## Written task
Identify every line containing the word "Ἰνδίας" and reproduce each one.

## Excerpted data
<<<<

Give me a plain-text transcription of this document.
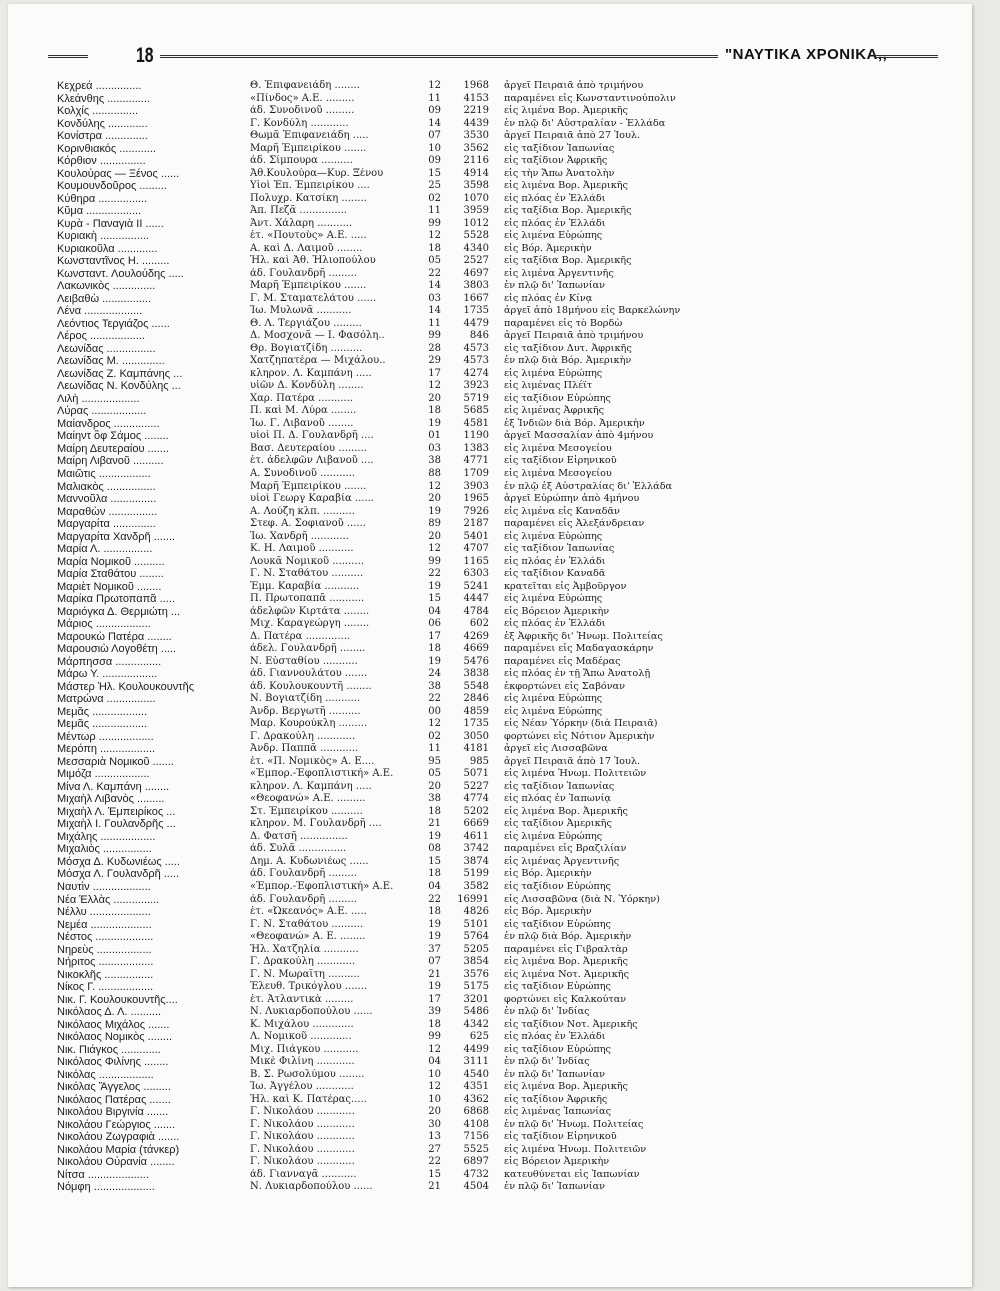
18	"ΝΑΥΤΙΚΑ ΧΡΟΝΙΚΑ,,
Κεχρεά ...............	Θ. Ἐπιφανειάδη ........	12	1968 ἀργεῖ Πειραιᾶ ἀπὸ τριμήνου
Κλεάνθης ..............	«Πίνδος» Α.Ε. .........	11	4153 παραμένει εἰς Κωνσταντινούπολιν
Κολχίς ...............	ἀδ. Συνοδινοῦ .........	09	2219 εἰς λιμένα Βορ. Ἀμερικῆς
Κονδύλης .............	Γ. Κονδύλη ............	14	4439 ἐν πλῷ δι' Αὐστραλίαν - Ἑλλάδα
Κονίστρα ..............	Θωμᾶ Ἐπιφανειάδη .....	07	3530 ἀργεῖ Πειραιᾶ ἀπὸ 27 Ἰουλ.
Κορινθιακός ............	Μαρῆ Ἐμπειρίκου .......	10	3562 εἰς ταξίδιον Ἰαπωνίας
Κόρθιον ...............	ἀδ. Σίμπουρα ..........	09	2116 εἰς ταξίδιον Ἀφρικῆς
Κουλούρας — Ξένος ......	Ἀθ.Κουλούρα—Κυρ. Ξένου	15	4914 εἰς τὴν Ἄπω Ἀνατολὴν
Κουμουνδοῦρος .........	Υἱοὶ Ἐπ. Ἐμπειρίκου ....	25	3598 εἰς λιμένα Βορ. Ἀμερικῆς
Κύθηρα ................	Πολυχρ. Κατσίκη ........	02	1070 εἰς πλόας ἐν Ἑλλάδι
Κῦμα ..................	Ἀπ. Πεζᾶ ...............	11	3959 εἰς ταξίδια Βορ. Ἀμερικῆς
Κυρὰ - Παναγιὰ ΙΙ ......	Ἀντ. Χάλαρη ...........	99	1012 εἰς πλόας ἐν Ἑλλάδι
Κυριακὴ ................	ἑτ. «Πουτοὺς» Α.Ε. .....	12	5528 εἰς λιμένα Εὐρώπης
Κυριακοῦλα .............	Α. καὶ Δ. Λαιμοῦ ........	18	4340 εἰς Βόρ. Ἀμερικὴν
Κωνσταντῖνος Η. .........	Ἠλ. καὶ Ἀθ. Ἠλιοπούλου	05	2527 εἰς ταξίδια Βορ. Ἀμερικῆς
Κωνσταντ. Λουλούδης .....	ἀδ. Γουλανδρῆ .........	22	4697 εἰς λιμένα Ἀργεντινῆς
Λακωνικὸς ..............	Μαρῆ Ἐμπειρίκου .......	14	3803 ἐν πλῷ δι' Ἰαπωνίαν
Λειβαθὼ ................	Γ. Μ. Σταματελάτου ......	03	1667 εἰς πλόας ἐν Κίνᾳ
Λένα ...................	Ἰω. Μυλωνᾶ ...........	14	1735 ἀργεῖ ἀπὸ 18μήνου εἰς Βαρκελώνην
Λεόντιος Τεργιάζος ......	Θ. Λ. Τεργιάζου .........	11	4479 παραμένει εἰς τὸ Βορδὼ
Λέρος ..................	Δ. Μοσχονᾶ — Ι. Φασόλη..	99	846 ἀργεῖ Πειραιᾶ ἀπὸ τριμήνου
Λεωνίδας ................	Θρ. Βογιατζίδη ..........	28	4573 εἰς ταξίδιον Δυτ. Ἀφρικῆς
Λεωνίδας Μ. ..............	Χατζηπατέρα — Μιχάλου..	29	4573 ἐν πλῷ διὰ Βόρ. Ἀμερικὴν
Λεωνίδας Ζ. Καμπάνης ...	κληρον. Λ. Καμπάνη .....	17	4274 εἰς λιμένα Εὐρώπης
Λεωνίδας Ν. Κονδύλης ...	υἱῶν Δ. Κονδύλη ........	12	3923 εἰς λιμένας Πλέϊτ
Λιλὴ ...................	Χαρ. Πατέρα ...........	20	5719 εἰς ταξίδιον Εὐρώπης
Λύρας ..................	Π. καὶ Μ. Λύρα ........	18	5685 εἰς λιμένας Ἀφρικῆς
Μαίανδρος ...............	Ἰω. Γ. Λιβανοῦ ........	19	4581 ἐξ Ἰνδιῶν διὰ Βόρ. Ἀμερικὴν
Μαίηντ ὂφ Σάμος ........	υἱοὶ Π. Δ. Γουλανδρῆ ....	01	1190 ἀργεῖ Μασσαλίαν ἀπὸ 4μήνου
Μαίρη Δευτεραίου .......	Βασ. Δευτεραίου .........	03	1383 εἰς λιμένα Μεσογείου
Μαίρη Λιβανοῦ ..........	ἑτ. ἀδελφῶν Λιβανοῦ ....	38	4771 εἰς ταξίδιον Εἰρηνικοῦ
Μαιῶτις .................	Α. Συνοδινοῦ ...........	88	1709 εἰς λιμένα Μεσογείου
Μαλιακὸς ................	Μαρῆ Ἐμπειρίκου .......	12	3903 ἐν πλῷ ἐξ Αὐστραλίας δι' Ἑλλάδα
Μαννοῦλα ...............	υἱοὶ Γεωργ Καραβία ......	20	1965 ἀργεῖ Εὐρώπην ἀπὸ 4μήνου
Μαραθὼν ................	Α. Λούζη κλπ. ..........	19	7926 εἰς λιμένα εἰς Καναδᾶν
Μαργαρίτα ..............	Στεφ. Α. Σοφιανοῦ ......	89	2187 παραμένει εἰς Ἀλεξάνδρειαν
Μαργαρίτα Χανδρῆ .......	Ἰω. Χανδρῆ ............	20	5401 εἰς λιμένα Εὐρώπης
Μαρία Λ. ................	Κ. Η. Λαιμοῦ ...........	12	4707 εἰς ταξίδιον Ἰαπωνίας
Μαρία Νομικοῦ ..........	Λουκᾶ Νομικοῦ ..........	99	1165 εἰς πλόας ἐν Ἑλλάδι
Μαρία Σταθάτου ........	Γ. Ν. Σταθάτου ..........	22	6303 εἰς ταξίδιον Καναδᾶ
Μαριὲτ Νομικοῦ ........	Ἐμμ. Καραβία ...........	19	5241 κρατεῖται εἰς Ἀμβοῦργον
Μαρίκα Πρωτοπαπᾶ .....	Π. Πρωτοπαπᾶ ...........	15	4447 εἰς λιμένα Εὐρώπης
Μαριόγκα Δ. Θερμιώτη ...	ἀδελφῶν Κιρτάτα ........	04	4784 εἰς Βόρειον Ἀμερικὴν
Μάριος ..................	Μιχ. Καραγεώργη ........	06	602 εἰς πλόας ἐν Ἑλλάδι
Μαρουκὼ Πατέρα ........	Δ. Πατέρα ..............	17	4269 ἐξ Ἀφρικῆς δι' Ἡνωμ. Πολιτείας
Μαρουσιὼ Λογοθέτη .....	ἀδελ. Γουλανδρῆ ........	18	4669 παραμένει εἰς Μαδαγασκάρην
Μάρπησσα ...............	Ν. Εὐσταθίου ...........	19	5476 παραμένει εἰς Μαδέρας
Μάρω Υ. ..................	ἀδ. Γιαννουλάτου .......	24	3838 εἰς πλόας ἐν τῇ Ἄπω Ἀνατολῇ
Μάστερ Ἠλ. Κουλουκουντῆς	ἀδ. Κουλουκουντῆ ........	38	5548 ἐκφορτώνει εἰς Σαβόναν
Ματρώνα ................	Ν. Βογιατζίδη ...........	22	2846 εἰς λιμένα Εὐρώπης
Μεμᾶς ..................	Ἀνδρ. Βεργωτῆ ..........	00	4859 εἰς λιμένα Εὐρώπης
Μεμᾶς ..................	Μαρ. Κουρούκλη .........	12	1735 εἰς Νέαν Ὑόρκην (διὰ Πειραιᾶ)
Μέντωρ ..................	Γ. Δρακούλη ............	02	3050 φορτώνει εἰς Νότιον Ἀμερικὴν
Μερόπη ..................	Ἀνδρ. Παππᾶ ............	11	4181 ἀργεῖ εἰς Λισσαβῶνα
Μεσσαριὰ Νομικοῦ .......	ἑτ. «Π. Νομικὸς» Α. Ε....	95	985 ἀργεῖ Πειραιᾶ ἀπὸ 17 Ἰουλ.
Μιμόζα ..................	«Ἐμπορ.-Ἐφοπλιστική» Α.Ε.	05	5071 εἰς λιμένα Ἡνωμ. Πολιτειῶν
Μίνα Λ. Καμπάνη ........	κληρον. Λ. Καμπάνη .....	20	5227 εἰς ταξίδιον Ἰαπωνίας
Μιχαὴλ Λιβανὸς .........	«Θεοφανώ» Α.Ε. .........	38	4774 εἰς πλόας ἐν Ἰαπωνίᾳ
Μιχαὴλ Λ. Ἐμπειρίκος ...	Στ. Ἐμπειρίκου ..........	18	5202 εἰς λιμένα Βορ. Ἀμερικῆς
Μιχαὴλ Ι. Γουλανδρῆς ...	κληρον. Μ. Γουλανδρῆ ....	21	6669 εἰς ταξίδιον Ἀμερικῆς
Μιχάλης ..................	Δ. Φατσῆ ...............	19	4611 εἰς λιμένα Εὐρώπης
Μιχαλιὸς ................	ἀδ. Συλᾶ ...............	08	3742 παραμένει εἰς Βραζιλίαν
Μόσχα Δ. Κυδωνιέως .....	Δημ. Α. Κυδωνιέως ......	15	3874 εἰς λιμένας Ἀργεντινῆς
Μόσχα Λ. Γουλανδρῆ .....	ἀδ. Γουλανδρῆ .........	18	5199 εἰς Βόρ. Ἀμερικὴν
Ναυτὶν ...................	«Ἐμπορ.-Ἐφοπλιστική» Α.Ε.	04	3582 εἰς ταξίδιον Εὐρώπης
Νέα Ἑλλὰς ...............	ἀδ. Γουλανδρῆ .........	22	16991 εἰς Λισσαβῶνα (διὰ Ν. Ὑόρκην)
Νέλλυ ....................	ἑτ. «Ὠκεανός» Α.Ε. .....	18	4826 εἰς Βόρ. Ἀμερικὴν
Νεμέα ....................	Γ. Ν. Σταθάτου ..........	19	5101 εἰς ταξίδιον Εὐρώπης
Νέστος ...................	«Θεοφανώ» Α. Ε. ........	19	5764 ἐν πλῷ διὰ Βόρ. Ἀμερικὴν
Νηρεὺς ..................	Ἠλ. Χατζηλία ...........	37	5205 παραμένει εἰς Γιβραλτὰρ
Νήριτος ..................	Γ. Δρακούλη ............	07	3854 εἰς λιμένα Βορ. Ἀμερικῆς
Νικοκλῆς ................	Γ. Ν. Μωραΐτη ..........	21	3576 εἰς λιμένα Νοτ. Ἀμερικῆς
Νίκος Γ. ..................	Ἐλευθ. Τρικόγλου .......	19	5175 εἰς ταξίδιον Εὐρώπης
Νικ. Γ. Κουλουκουντῆς....	ἑτ. Ἀτλαντικὰ .........	17	3201 φορτώνει εἰς Καλκούταν
Νικόλαος Δ. Λ. ..........	Ν. Λυκιαρδοπούλου ......	39	5486 ἐν πλῷ δι' Ἰνδίας
Νικόλαος Μιχάλος .......	Κ. Μιχάλου .............	18	4342 εἰς ταξίδιον Νοτ. Ἀμερικῆς
Νικόλαος Νομικὸς ........	Λ. Νομικοῦ .............	99	625 εἰς πλόας ἐν Ἑλλάδι
Νικ. Πιάγκος .............	Μιχ. Πιάγκου ...........	12	4499 εἰς ταξίδιον Εὐρώπης
Νικόλαος Φιλίνης ........	Μικὲ Φιλίνη ............	04	3111 ἐν πλῷ δι' Ἰνδίας
Νικόλας ..................	Β. Σ. Ρωσολύμου ........	10	4540 ἐν πλῷ δι' Ἰαπωνίαν
Νικόλας Ἄγγελος .........	Ἰω. Ἀγγέλου ............	12	4351 εἰς λιμένα Βορ. Ἀμερικῆς
Νικόλαος Πατέρας .......	Ἠλ. καὶ Κ. Πατέρας.....	10	4362 εἰς ταξίδιον Ἀφρικῆς
Νικολάου Βιργινία .......	Γ. Νικολάου ............	20	6868 εἰς λιμένας Ἰαπωνίας
Νικολάου Γεώργιος .......	Γ. Νικολάου ............	30	4108 ἐν πλῷ δι' Ἡνωμ. Πολιτείας
Νικολάου Ζωγραφιὰ .......	Γ. Νικολάου ............	13	7156 εἰς ταξίδιον Εἰρηνικοῦ
Νικολάου Μαρία (τάνκερ)	Γ. Νικολάου ............	27	5525 εἰς λιμένα Ἡνωμ. Πολιτειῶν
Νικολάου Οὐρανία ........	Γ. Νικολάου ............	22	6897 εἰς Βόρειον Ἀμερικὴν
Νίτσα ....................	ἀδ. Γιανναγᾶ ...........	15	4732 κατευθύνεται εἰς Ἰαπωνίαν
Νόμφη ....................	Ν. Λυκιαρδοπούλου ......	21	4504 ἐν πλῷ δι' Ἰαπωνίαν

>>>>

## Task output
Νικόλαος Δ. Λ. ..........	Ν. Λυκιαρδοπούλου ......	39	5486 ἐν πλῷ δι' Ἰνδίας
Νικόλαος Φιλίνης ........	Μικὲ Φιλίνη ............	04	3111 ἐν πλῷ δι' Ἰνδίας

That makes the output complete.